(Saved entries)
· · · ·
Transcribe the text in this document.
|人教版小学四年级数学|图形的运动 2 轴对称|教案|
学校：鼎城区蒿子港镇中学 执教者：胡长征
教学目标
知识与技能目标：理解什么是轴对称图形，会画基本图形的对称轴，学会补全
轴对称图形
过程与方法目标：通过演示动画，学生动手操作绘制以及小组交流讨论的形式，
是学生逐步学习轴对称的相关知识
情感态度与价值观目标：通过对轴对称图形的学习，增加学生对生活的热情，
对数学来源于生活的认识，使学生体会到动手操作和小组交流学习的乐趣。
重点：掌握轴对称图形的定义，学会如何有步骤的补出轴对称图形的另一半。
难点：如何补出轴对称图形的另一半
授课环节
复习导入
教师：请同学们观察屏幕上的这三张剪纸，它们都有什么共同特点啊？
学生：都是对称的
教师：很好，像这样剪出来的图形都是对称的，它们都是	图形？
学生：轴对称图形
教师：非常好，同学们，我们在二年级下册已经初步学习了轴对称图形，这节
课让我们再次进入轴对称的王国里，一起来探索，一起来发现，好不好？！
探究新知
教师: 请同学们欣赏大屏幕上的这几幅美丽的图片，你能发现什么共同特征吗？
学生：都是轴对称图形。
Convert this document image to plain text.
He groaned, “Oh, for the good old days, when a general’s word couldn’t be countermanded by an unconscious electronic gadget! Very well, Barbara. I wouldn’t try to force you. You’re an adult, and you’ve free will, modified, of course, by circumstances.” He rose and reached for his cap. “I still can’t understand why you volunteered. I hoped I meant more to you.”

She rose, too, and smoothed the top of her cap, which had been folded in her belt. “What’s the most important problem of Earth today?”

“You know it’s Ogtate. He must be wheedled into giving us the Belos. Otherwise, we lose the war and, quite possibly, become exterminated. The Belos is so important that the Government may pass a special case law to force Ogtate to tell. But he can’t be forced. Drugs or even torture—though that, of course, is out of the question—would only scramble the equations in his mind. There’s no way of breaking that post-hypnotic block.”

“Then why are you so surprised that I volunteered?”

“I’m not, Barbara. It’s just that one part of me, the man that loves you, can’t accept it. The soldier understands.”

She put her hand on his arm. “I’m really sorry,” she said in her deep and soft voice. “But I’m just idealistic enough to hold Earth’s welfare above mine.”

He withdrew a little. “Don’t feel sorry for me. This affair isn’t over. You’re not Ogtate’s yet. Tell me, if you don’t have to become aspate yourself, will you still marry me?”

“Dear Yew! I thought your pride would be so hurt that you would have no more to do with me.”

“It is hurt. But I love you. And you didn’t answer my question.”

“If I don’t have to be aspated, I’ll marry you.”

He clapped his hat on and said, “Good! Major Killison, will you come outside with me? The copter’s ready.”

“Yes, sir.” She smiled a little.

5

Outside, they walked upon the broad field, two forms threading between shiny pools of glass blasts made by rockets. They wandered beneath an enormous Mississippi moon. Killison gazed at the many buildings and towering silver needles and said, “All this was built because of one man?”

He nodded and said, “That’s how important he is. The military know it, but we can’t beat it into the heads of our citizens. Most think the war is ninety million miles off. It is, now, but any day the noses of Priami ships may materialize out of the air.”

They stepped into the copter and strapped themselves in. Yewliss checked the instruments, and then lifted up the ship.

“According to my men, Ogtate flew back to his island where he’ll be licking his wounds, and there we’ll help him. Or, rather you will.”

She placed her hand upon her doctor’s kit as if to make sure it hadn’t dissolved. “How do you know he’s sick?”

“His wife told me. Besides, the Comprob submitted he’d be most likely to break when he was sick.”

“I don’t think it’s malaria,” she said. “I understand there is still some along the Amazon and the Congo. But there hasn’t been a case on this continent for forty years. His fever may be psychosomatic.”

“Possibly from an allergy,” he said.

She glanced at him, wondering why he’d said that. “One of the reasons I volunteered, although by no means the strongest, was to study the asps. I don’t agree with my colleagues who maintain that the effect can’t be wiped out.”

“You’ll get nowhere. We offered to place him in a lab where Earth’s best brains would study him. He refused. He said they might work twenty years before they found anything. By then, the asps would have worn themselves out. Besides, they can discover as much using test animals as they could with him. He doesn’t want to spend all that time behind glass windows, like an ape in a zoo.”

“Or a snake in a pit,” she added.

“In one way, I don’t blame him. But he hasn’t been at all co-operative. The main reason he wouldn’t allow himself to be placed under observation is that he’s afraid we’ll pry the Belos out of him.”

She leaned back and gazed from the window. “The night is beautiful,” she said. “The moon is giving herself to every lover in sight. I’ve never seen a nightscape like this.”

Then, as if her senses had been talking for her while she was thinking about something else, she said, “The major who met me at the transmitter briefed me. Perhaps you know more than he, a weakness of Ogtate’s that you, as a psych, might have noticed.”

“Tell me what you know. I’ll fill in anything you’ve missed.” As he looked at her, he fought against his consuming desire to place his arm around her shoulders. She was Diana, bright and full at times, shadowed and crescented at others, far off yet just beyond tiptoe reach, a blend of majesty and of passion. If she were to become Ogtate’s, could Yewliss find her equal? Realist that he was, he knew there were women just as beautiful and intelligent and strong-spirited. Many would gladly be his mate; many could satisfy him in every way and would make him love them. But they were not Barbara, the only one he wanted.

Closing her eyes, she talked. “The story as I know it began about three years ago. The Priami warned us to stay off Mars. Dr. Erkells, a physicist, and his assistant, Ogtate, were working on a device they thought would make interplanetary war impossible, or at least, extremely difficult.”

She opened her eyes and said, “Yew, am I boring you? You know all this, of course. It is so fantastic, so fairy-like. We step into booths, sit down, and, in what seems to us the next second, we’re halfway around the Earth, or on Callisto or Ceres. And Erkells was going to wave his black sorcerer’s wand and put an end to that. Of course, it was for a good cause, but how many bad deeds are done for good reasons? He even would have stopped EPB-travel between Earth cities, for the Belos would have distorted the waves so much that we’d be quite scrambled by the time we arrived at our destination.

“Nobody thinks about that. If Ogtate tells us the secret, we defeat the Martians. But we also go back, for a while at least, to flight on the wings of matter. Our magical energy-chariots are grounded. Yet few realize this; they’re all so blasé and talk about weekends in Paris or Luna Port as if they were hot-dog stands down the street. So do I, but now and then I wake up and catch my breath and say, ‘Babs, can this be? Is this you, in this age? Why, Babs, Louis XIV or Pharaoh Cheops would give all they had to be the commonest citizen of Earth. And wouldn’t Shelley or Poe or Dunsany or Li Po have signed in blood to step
· · · ·
● **STATED GOAL**: Quote the material exactly, leaving nothing out.

● **TASK ANSWER**:
Transcribe the text in this document.
|人教版小学四年级数学|图形的运动 2 轴对称|教案|
学校：鼎城区蒿子港镇中学 执教者：胡长征
教学目标
知识与技能目标：理解什么是轴对称图形，会画基本图形的对称轴，学会补全
轴对称图形
过程与方法目标：通过演示动画，学生动手操作绘制以及小组交流讨论的形式，
是学生逐步学习轴对称的相关知识
情感态度与价值观目标：通过对轴对称图形的学习，增加学生对生活的热情，
对数学来源于生活的认识，使学生体会到动手操作和小组交流学习的乐趣。
重点：掌握轴对称图形的定义，学会如何有步骤的补出轴对称图形的另一半。
难点：如何补出轴对称图形的另一半
授课环节
复习导入
教师：请同学们观察屏幕上的这三张剪纸，它们都有什么共同特点啊？
学生：都是对称的
教师：很好，像这样剪出来的图形都是对称的，它们都是	图形？
学生：轴对称图形
教师：非常好，同学们，我们在二年级下册已经初步学习了轴对称图形，这节
课让我们再次进入轴对称的王国里，一起来探索，一起来发现，好不好？！
探究新知
教师: 请同学们欣赏大屏幕上的这几幅美丽的图片，你能发现什么共同特征吗？
学生：都是轴对称图形。
Convert this document image to plain text.
He groaned, “Oh, for the good old days, when a general’s word couldn’t be countermanded by an unconscious electronic gadget! Very well, Barbara. I wouldn’t try to force you. You’re an adult, and you’ve free will, modified, of course, by circumstances.” He rose and reached for his cap. “I still can’t understand why you volunteered. I hoped I meant more to you.”

She rose, too, and smoothed the top of her cap, which had been folded in her belt. “What’s the most important problem of Earth today?”

“You know it’s Ogtate. He must be wheedled into giving us the Belos. Otherwise, we lose the war and, quite possibly, become exterminated. The Belos is so important that the Government may pass a special case law to force Ogtate to tell. But he can’t be forced. Drugs or even torture—though that, of course, is out of the question—would only scramble the equations in his mind. There’s no way of breaking that post-hypnotic block.”

“Then why are you so surprised that I volunteered?”

“I’m not, Barbara. It’s just that one part of me, the man that loves you, can’t accept it. The soldier understands.”

She put her hand on his arm. “I’m really sorry,” she said in her deep and soft voice. “But I’m just idealistic enough to hold Earth’s welfare above mine.”

He withdrew a little. “Don’t feel sorry for me. This affair isn’t over. You’re not Ogtate’s yet. Tell me, if you don’t have to become aspate yourself, will you still marry me?”

“Dear Yew! I thought your pride would be so hurt that you would have no more to do with me.”

“It is hurt. But I love you. And you didn’t answer my question.”

“If I don’t have to be aspated, I’ll marry you.”

He clapped his hat on and said, “Good! Major Killison, will you come outside with me? The copter’s ready.”

“Yes, sir.” She smiled a little.

5

Outside, they walked upon the broad field, two forms threading between shiny pools of glass blasts made by rockets. They wandered beneath an enormous Mississippi moon. Killison gazed at the many buildings and towering silver needles and said, “All this was built because of one man?”

He nodded and said, “That’s how important he is. The military know it, but we can’t beat it into the heads of our citizens. Most think the war is ninety million miles off. It is, now, but any day the noses of Priami ships may materialize out of the air.”

They stepped into the copter and strapped themselves in. Yewliss checked the instruments, and then lifted up the ship.

“According to my men, Ogtate flew back to his island where he’ll be licking his wounds, and there we’ll help him. Or, rather you will.”

She placed her hand upon her doctor’s kit as if to make sure it hadn’t dissolved. “How do you know he’s sick?”

“His wife told me. Besides, the Comprob submitted he’d be most likely to break when he was sick.”

“I don’t think it’s malaria,” she said. “I understand there is still some along the Amazon and the Congo. But there hasn’t been a case on this continent for forty years. His fever may be psychosomatic.”

“Possibly from an allergy,” he said.

She glanced at him, wondering why he’d said that. “One of the reasons I volunteered, although by no means the strongest, was to study the asps. I don’t agree with my colleagues who maintain that the effect can’t be wiped out.”

“You’ll get nowhere. We offered to place him in a lab where Earth’s best brains would study him. He refused. He said they might work twenty years before they found anything. By then, the asps would have worn themselves out. Besides, they can discover as much using test animals as they could with him. He doesn’t want to spend all that time behind glass windows, like an ape in a zoo.”

“Or a snake in a pit,” she added.

“In one way, I don’t blame him. But he hasn’t been at all co-operative. The main reason he wouldn’t allow himself to be placed under observation is that he’s afraid we’ll pry the Belos out of him.”

She leaned back and gazed from the window. “The night is beautiful,” she said. “The moon is giving herself to every lover in sight. I’ve never seen a nightscape like this.”

Then, as if her senses had been talking for her while she was thinking about something else, she said, “The major who met me at the transmitter briefed me. Perhaps you know more than he, a weakness of Ogtate’s that you, as a psych, might have noticed.”

“Tell me what you know. I’ll fill in anything you’ve missed.” As he looked at her, he fought against his consuming desire to place his arm around her shoulders. She was Diana, bright and full at times, shadowed and crescented at others, far off yet just beyond tiptoe reach, a blend of majesty and of passion. If she were to become Ogtate’s, could Yewliss find her equal? Realist that he was, he knew there were women just as beautiful and intelligent and strong-spirited. Many would gladly be his mate; many could satisfy him in every way and would make him love them. But they were not Barbara, the only one he wanted.

Closing her eyes, she talked. “The story as I know it began about three years ago. The Priami warned us to stay off Mars. Dr. Erkells, a physicist, and his assistant, Ogtate, were working on a device they thought would make interplanetary war impossible, or at least, extremely difficult.”

She opened her eyes and said, “Yew, am I boring you? You know all this, of course. It is so fantastic, so fairy-like. We step into booths, sit down, and, in what seems to us the next second, we’re halfway around the Earth, or on Callisto or Ceres. And Erkells was going to wave his black sorcerer’s wand and put an end to that. Of course, it was for a good cause, but how many bad deeds are done for good reasons? He even would have stopped EPB-travel between Earth cities, for the Belos would have distorted the waves so much that we’d be quite scrambled by the time we arrived at our destination.

“Nobody thinks about that. If Ogtate tells us the secret, we defeat the Martians. But we also go back, for a while at least, to flight on the wings of matter. Our magical energy-chariots are grounded. Yet few realize this; they’re all so blasé and talk about weekends in Paris or Luna Port as if they were hot-dog stands down the street. So do I, but now and then I wake up and catch my breath and say, ‘Babs, can this be? Is this you, in this age? Why, Babs, Louis XIV or Pharaoh Cheops would give all they had to be the commonest citizen of Earth. And wouldn’t Shelley or Poe or Dunsany or Li Po have signed in blood to step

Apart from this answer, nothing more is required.